* **PROBLEM STATEMENT**: Copy every line of the data below word for word, but leave out the pictures.

Page element annotations:
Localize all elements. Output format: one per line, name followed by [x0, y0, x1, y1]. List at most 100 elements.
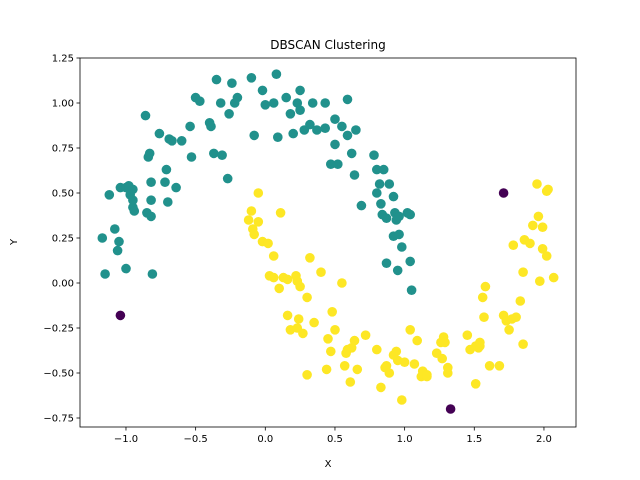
data-point — [144, 148, 155, 159]
data-point — [406, 285, 417, 296]
y-tick-label: 0.00 — [52, 279, 74, 290]
data-point — [360, 330, 371, 341]
data-point — [97, 233, 108, 243]
data-point — [253, 217, 264, 227]
data-point — [345, 377, 356, 387]
data-point — [309, 317, 319, 328]
y-tick-label: 1.00 — [52, 99, 74, 110]
data-point — [372, 188, 382, 198]
data-point — [498, 188, 509, 198]
data-point — [342, 94, 353, 105]
data-point — [305, 252, 315, 263]
data-point — [376, 382, 386, 393]
data-point — [195, 96, 205, 106]
data-point — [275, 208, 286, 218]
data-point — [437, 353, 448, 364]
data-point — [392, 265, 403, 276]
data-point — [115, 310, 126, 321]
x-axis-label: X — [325, 459, 332, 470]
data-point — [397, 395, 407, 405]
data-point — [243, 215, 254, 225]
data-point — [346, 343, 357, 353]
x-tick-label: 1.5 — [466, 434, 482, 445]
data-point — [339, 361, 350, 371]
data-point — [167, 136, 177, 146]
plot-area-frame — [79, 57, 577, 428]
data-point — [384, 368, 395, 378]
data-point — [445, 404, 456, 414]
data-point — [320, 123, 331, 133]
data-point — [330, 325, 340, 335]
data-point — [114, 236, 124, 247]
data-point — [381, 361, 392, 371]
data-point — [409, 359, 420, 369]
data-point — [295, 105, 305, 115]
y-tick-label: 0.25 — [52, 234, 74, 245]
data-point — [246, 206, 257, 216]
data-point — [346, 148, 357, 159]
data-point — [323, 334, 333, 344]
data-point — [282, 274, 293, 285]
data-points — [97, 69, 559, 414]
data-point — [543, 184, 553, 195]
data-point — [176, 136, 187, 146]
data-point — [356, 200, 367, 211]
data-point — [372, 164, 382, 175]
data-point — [484, 361, 495, 371]
data-point — [224, 109, 234, 119]
data-point — [302, 370, 312, 380]
data-point — [110, 224, 120, 234]
data-point — [163, 197, 173, 207]
data-point — [100, 269, 110, 279]
data-point — [326, 159, 336, 169]
data-point — [470, 379, 481, 389]
data-point — [351, 125, 361, 135]
data-point — [381, 213, 392, 223]
data-point — [217, 150, 227, 160]
data-point — [349, 335, 360, 346]
data-point — [330, 139, 340, 150]
data-point — [288, 128, 299, 139]
data-point — [128, 184, 138, 195]
data-point — [391, 346, 402, 357]
data-point — [327, 307, 338, 317]
data-point — [249, 130, 259, 141]
data-point — [321, 364, 332, 375]
data-point — [378, 164, 389, 175]
data-point — [532, 179, 542, 189]
data-point — [227, 78, 237, 88]
data-point — [285, 109, 296, 119]
data-point — [312, 125, 322, 135]
data-point — [374, 179, 385, 189]
data-point — [412, 335, 423, 346]
data-point — [475, 337, 485, 348]
data-point — [504, 325, 514, 335]
data-point — [104, 190, 115, 200]
data-point — [140, 110, 151, 121]
y-axis-ticks: −0.75 −0.50 −0.25 0.00 0.25 0.50 0.75 1.00 1.25 — [43, 54, 80, 425]
data-point — [185, 121, 195, 132]
data-point — [511, 312, 521, 323]
data-point — [525, 238, 535, 249]
y-tick-label: 1.25 — [52, 54, 74, 65]
data-point — [263, 238, 273, 249]
data-point — [518, 339, 528, 350]
data-point — [480, 281, 491, 292]
data-point — [268, 251, 279, 261]
data-point — [211, 74, 222, 85]
data-point — [477, 292, 488, 303]
data-point — [422, 371, 432, 382]
data-point — [330, 114, 340, 124]
data-point — [160, 177, 170, 187]
data-point — [260, 100, 271, 110]
x-tick-label: 1.0 — [397, 434, 413, 445]
data-point — [405, 325, 416, 335]
y-tick-label: 0.75 — [52, 144, 74, 155]
data-point — [508, 240, 519, 250]
data-point — [282, 310, 293, 321]
data-point — [320, 98, 331, 108]
data-point — [307, 98, 318, 108]
data-point — [515, 296, 526, 306]
chart-title: DBSCAN Clustering — [270, 38, 385, 52]
data-point — [384, 179, 395, 189]
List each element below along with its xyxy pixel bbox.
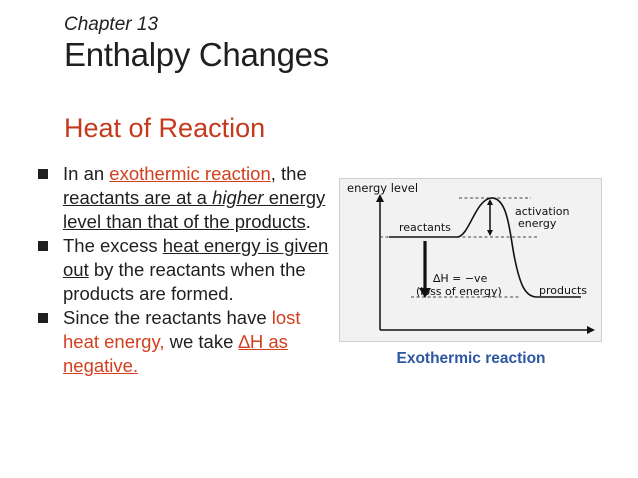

* **EXERCISE RESULT**:
Localize all elements. Output format: one per line, name followed by [x0, y0, x1, y1]. List at most 100 elements.
data-point — [144, 148, 155, 159]
data-point — [406, 285, 417, 296]
y-tick-label: 0.00 — [52, 279, 74, 290]
data-point — [360, 330, 371, 341]
data-point — [97, 233, 108, 243]
data-point — [253, 217, 264, 227]
data-point — [345, 377, 356, 387]
data-point — [309, 317, 319, 328]
y-tick-label: 1.00 — [52, 99, 74, 110]
data-point — [372, 188, 382, 198]
data-point — [498, 188, 509, 198]
data-point — [342, 94, 353, 105]
data-point — [305, 252, 315, 263]
data-point — [376, 382, 386, 393]
data-point — [195, 96, 205, 106]
data-point — [275, 208, 286, 218]
data-point — [437, 353, 448, 364]
data-point — [392, 265, 403, 276]
data-point — [115, 310, 126, 321]
x-axis-label: X — [325, 459, 332, 470]
data-point — [397, 395, 407, 405]
data-point — [243, 215, 254, 225]
data-point — [346, 343, 357, 353]
x-tick-label: 1.5 — [466, 434, 482, 445]
data-point — [339, 361, 350, 371]
data-point — [167, 136, 177, 146]
plot-area-frame — [79, 57, 577, 428]
data-point — [384, 368, 395, 378]
data-point — [445, 404, 456, 414]
data-point — [320, 123, 331, 133]
data-point — [330, 325, 340, 335]
data-point — [114, 236, 124, 247]
data-point — [381, 361, 392, 371]
data-point — [409, 359, 420, 369]
data-point — [295, 105, 305, 115]
y-tick-label: 0.25 — [52, 234, 74, 245]
data-point — [246, 206, 257, 216]
data-point — [346, 148, 357, 159]
data-point — [323, 334, 333, 344]
data-point — [282, 274, 293, 285]
data-points — [97, 69, 559, 414]
data-point — [543, 184, 553, 195]
data-point — [176, 136, 187, 146]
data-point — [356, 200, 367, 211]
data-point — [372, 164, 382, 175]
data-point — [484, 361, 495, 371]
data-point — [224, 109, 234, 119]
data-point — [302, 370, 312, 380]
data-point — [110, 224, 120, 234]
data-point — [163, 197, 173, 207]
data-point — [100, 269, 110, 279]
data-point — [326, 159, 336, 169]
data-point — [470, 379, 481, 389]
data-point — [351, 125, 361, 135]
data-point — [381, 213, 392, 223]
data-point — [217, 150, 227, 160]
data-point — [349, 335, 360, 346]
data-point — [330, 139, 340, 150]
data-point — [288, 128, 299, 139]
data-point — [128, 184, 138, 195]
data-point — [391, 346, 402, 357]
data-point — [327, 307, 338, 317]
data-point — [249, 130, 259, 141]
data-point — [321, 364, 332, 375]
data-point — [378, 164, 389, 175]
data-point — [532, 179, 542, 189]
data-point — [227, 78, 237, 88]
data-point — [285, 109, 296, 119]
data-point — [312, 125, 322, 135]
data-point — [374, 179, 385, 189]
data-point — [412, 335, 423, 346]
data-point — [475, 337, 485, 348]
data-point — [504, 325, 514, 335]
data-point — [104, 190, 115, 200]
data-point — [140, 110, 151, 121]
y-axis-ticks: −0.75 −0.50 −0.25 0.00 0.25 0.50 0.75 1.00 1.25 — [43, 54, 80, 425]
data-point — [185, 121, 195, 132]
data-point — [511, 312, 521, 323]
data-point — [525, 238, 535, 249]
y-tick-label: 1.25 — [52, 54, 74, 65]
data-point — [263, 238, 273, 249]
data-point — [518, 339, 528, 350]
data-point — [480, 281, 491, 292]
data-point — [268, 251, 279, 261]
data-point — [211, 74, 222, 85]
data-point — [477, 292, 488, 303]
data-point — [422, 371, 432, 382]
data-point — [330, 114, 340, 124]
data-point — [160, 177, 170, 187]
data-point — [260, 100, 271, 110]
x-tick-label: 1.0 — [397, 434, 413, 445]
data-point — [405, 325, 416, 335]
y-tick-label: 0.75 — [52, 144, 74, 155]
data-point — [508, 240, 519, 250]
data-point — [282, 310, 293, 321]
data-point — [320, 98, 331, 108]
data-point — [307, 98, 318, 108]
data-point — [515, 296, 526, 306]
chart-title: DBSCAN Clustering — [270, 38, 385, 52]
data-point — [384, 179, 395, 189]
List each element below along with its xyxy pixel bbox.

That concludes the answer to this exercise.